◆ **TASK TO CARRY OUT**: Where a line in the listing below contains the word "затрат", copy that line.
--
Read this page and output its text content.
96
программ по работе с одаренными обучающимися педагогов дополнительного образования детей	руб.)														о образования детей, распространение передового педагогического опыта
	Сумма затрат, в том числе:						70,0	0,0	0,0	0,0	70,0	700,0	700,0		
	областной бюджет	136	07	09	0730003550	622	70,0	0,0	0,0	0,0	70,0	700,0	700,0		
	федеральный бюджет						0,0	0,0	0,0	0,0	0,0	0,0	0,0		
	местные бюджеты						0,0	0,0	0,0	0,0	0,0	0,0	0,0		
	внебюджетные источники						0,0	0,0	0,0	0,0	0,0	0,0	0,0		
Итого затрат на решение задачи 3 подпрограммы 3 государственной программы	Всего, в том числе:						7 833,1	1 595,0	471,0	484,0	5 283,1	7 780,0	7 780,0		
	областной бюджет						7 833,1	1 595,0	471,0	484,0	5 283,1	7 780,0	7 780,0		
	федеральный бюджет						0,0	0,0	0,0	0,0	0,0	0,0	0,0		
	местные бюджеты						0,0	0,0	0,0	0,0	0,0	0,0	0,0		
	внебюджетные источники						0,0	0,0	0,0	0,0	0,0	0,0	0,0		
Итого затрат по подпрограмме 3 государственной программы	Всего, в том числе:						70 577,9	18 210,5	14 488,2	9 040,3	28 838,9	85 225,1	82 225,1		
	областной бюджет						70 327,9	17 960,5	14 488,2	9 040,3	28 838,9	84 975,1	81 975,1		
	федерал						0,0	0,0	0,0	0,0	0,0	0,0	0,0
--
◆ **COMPLETE OUTPUT**:
	Сумма затрат, в том числе:						70,0	0,0	0,0	0,0	70,0	700,0	700,0		
Итого затрат на решение задачи 3 подпрограммы 3 государственной программы	Всего, в том числе:						7 833,1	1 595,0	471,0	484,0	5 283,1	7 780,0	7 780,0		
Итого затрат по подпрограмме 3 государственной программы	Всего, в том числе:						70 577,9	18 210,5	14 488,2	9 040,3	28 838,9	85 225,1	82 225,1		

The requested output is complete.